GIVEN REQUEST: From the listing below, copy every line with the word "plate".

## Begin RECORDS TO USE

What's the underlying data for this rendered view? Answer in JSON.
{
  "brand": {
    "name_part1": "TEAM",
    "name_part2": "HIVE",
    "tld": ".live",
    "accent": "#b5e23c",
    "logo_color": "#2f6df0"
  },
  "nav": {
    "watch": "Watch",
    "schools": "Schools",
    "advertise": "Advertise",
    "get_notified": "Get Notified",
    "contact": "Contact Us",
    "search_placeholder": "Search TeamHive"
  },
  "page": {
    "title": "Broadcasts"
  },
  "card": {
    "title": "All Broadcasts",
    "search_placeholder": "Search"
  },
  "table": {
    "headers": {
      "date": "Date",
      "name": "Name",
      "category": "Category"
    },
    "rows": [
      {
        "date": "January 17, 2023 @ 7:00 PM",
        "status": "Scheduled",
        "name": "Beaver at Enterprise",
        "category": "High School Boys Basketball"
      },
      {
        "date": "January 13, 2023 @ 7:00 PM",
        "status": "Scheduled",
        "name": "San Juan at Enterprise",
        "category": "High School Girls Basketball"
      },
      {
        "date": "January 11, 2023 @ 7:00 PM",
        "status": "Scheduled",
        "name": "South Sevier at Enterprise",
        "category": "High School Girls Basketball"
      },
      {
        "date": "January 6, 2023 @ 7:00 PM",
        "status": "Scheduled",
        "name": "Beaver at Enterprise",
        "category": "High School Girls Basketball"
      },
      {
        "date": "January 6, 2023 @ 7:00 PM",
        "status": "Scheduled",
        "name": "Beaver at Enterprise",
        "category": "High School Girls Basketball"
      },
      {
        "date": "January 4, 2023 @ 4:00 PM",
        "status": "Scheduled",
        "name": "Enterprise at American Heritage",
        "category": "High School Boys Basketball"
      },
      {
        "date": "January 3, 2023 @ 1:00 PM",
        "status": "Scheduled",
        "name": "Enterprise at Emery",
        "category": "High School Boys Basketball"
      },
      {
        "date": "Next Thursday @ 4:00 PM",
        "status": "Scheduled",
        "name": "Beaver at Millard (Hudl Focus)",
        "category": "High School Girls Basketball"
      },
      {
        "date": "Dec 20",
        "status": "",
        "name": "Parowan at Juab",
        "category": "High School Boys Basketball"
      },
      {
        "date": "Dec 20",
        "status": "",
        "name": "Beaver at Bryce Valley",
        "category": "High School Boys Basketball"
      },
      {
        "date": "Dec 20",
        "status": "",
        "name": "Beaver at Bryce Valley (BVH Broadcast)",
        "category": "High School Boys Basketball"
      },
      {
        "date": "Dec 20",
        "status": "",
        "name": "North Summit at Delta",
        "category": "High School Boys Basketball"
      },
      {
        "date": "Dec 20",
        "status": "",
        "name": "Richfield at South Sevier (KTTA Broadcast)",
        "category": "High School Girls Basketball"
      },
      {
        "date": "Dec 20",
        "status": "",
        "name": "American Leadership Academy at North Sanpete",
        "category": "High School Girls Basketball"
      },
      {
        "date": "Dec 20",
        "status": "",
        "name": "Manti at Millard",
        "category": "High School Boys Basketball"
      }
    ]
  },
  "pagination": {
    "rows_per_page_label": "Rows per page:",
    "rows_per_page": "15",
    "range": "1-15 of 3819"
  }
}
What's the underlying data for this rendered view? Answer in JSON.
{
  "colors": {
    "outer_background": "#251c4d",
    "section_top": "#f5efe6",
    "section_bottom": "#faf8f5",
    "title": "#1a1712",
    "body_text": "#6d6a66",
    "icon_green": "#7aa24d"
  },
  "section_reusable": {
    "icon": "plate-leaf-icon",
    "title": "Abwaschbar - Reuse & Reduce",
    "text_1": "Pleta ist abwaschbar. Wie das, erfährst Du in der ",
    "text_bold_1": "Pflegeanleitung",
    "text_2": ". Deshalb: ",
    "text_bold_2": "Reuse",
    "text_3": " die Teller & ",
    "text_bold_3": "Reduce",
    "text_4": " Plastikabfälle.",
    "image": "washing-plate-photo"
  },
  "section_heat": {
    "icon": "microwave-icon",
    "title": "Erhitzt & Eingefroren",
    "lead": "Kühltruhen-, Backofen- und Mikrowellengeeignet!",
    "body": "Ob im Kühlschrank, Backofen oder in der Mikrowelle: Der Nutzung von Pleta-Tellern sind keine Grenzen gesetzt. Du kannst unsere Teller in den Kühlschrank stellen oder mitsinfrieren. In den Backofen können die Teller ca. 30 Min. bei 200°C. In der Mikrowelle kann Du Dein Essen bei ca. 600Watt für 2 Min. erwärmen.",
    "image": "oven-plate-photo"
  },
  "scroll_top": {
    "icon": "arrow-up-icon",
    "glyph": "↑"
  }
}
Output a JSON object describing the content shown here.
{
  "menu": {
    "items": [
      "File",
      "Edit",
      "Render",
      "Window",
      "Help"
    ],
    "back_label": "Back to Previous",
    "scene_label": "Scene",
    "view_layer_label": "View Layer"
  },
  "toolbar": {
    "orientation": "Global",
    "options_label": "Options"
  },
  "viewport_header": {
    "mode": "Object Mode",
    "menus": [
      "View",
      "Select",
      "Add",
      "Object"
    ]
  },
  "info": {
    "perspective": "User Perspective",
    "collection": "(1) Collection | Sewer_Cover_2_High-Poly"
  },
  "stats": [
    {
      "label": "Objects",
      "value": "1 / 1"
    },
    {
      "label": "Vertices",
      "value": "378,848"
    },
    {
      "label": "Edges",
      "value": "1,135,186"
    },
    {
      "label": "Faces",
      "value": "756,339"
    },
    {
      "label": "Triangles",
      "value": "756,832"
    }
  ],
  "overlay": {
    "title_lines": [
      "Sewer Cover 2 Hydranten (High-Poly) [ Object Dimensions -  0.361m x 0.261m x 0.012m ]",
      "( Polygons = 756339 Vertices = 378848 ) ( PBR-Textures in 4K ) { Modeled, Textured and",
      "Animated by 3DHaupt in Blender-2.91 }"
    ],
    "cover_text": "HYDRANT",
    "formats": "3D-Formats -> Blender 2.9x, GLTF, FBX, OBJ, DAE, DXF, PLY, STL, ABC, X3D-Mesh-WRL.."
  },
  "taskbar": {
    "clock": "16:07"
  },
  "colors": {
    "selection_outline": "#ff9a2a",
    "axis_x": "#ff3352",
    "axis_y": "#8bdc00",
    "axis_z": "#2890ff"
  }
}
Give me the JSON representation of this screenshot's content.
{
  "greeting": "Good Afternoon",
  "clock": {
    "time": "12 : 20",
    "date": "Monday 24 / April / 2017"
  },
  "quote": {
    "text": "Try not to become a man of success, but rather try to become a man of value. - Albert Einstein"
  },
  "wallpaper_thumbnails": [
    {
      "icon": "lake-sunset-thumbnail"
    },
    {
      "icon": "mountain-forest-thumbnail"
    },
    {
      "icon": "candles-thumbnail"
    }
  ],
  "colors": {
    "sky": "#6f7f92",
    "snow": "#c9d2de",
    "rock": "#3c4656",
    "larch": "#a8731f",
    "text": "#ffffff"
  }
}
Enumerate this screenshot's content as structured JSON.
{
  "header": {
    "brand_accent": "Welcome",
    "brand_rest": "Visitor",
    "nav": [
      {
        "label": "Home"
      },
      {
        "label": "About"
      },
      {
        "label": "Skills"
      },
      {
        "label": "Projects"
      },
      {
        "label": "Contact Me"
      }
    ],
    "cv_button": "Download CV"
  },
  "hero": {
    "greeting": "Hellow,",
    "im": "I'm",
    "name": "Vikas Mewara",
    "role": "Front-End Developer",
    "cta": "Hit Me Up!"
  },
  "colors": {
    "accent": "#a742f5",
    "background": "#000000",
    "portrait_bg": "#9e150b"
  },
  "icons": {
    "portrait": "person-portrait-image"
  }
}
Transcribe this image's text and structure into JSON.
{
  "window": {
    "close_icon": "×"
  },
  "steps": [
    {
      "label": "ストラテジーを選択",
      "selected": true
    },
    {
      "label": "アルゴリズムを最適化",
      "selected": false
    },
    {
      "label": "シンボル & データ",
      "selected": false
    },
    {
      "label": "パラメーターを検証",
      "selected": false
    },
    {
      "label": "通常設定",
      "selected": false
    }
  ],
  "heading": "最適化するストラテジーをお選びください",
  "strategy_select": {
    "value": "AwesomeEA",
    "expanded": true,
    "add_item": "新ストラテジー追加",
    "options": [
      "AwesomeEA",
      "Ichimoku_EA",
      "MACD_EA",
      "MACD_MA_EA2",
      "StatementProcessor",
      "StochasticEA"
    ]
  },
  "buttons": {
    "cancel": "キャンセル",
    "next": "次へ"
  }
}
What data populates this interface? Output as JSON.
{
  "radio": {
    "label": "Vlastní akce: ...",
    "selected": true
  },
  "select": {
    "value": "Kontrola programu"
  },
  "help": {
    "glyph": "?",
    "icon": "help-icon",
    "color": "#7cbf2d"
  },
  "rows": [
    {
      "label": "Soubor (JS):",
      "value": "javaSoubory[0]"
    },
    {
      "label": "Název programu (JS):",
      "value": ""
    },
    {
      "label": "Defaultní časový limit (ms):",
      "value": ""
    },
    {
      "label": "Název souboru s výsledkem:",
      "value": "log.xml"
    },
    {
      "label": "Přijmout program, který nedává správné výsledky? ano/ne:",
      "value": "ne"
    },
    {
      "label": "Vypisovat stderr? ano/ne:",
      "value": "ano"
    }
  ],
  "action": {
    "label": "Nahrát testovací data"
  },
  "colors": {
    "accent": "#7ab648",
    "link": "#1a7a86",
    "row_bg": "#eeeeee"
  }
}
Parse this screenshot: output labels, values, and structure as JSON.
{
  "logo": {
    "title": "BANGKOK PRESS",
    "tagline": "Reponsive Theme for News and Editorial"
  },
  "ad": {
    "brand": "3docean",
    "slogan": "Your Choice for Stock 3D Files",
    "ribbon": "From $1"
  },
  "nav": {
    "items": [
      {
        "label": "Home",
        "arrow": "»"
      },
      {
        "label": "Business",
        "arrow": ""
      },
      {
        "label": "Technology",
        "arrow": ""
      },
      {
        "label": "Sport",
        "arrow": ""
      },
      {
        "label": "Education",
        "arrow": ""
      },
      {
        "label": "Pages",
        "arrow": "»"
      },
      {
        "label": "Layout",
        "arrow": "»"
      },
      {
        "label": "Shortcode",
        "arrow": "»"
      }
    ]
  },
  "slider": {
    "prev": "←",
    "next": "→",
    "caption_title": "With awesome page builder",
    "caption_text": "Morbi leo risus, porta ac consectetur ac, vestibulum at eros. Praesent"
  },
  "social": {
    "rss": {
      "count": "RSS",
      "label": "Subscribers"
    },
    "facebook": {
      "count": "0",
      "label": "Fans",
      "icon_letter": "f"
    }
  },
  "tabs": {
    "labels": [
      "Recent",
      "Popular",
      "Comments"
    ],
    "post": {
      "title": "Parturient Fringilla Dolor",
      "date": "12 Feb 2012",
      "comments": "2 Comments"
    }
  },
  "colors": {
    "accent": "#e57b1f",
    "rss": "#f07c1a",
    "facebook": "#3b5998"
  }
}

## End RECORDS TO USE

TASK SOLUTION:
    "icon": "plate-leaf-icon",
    "image": "washing-plate-photo"
    "image": "oven-plate-photo"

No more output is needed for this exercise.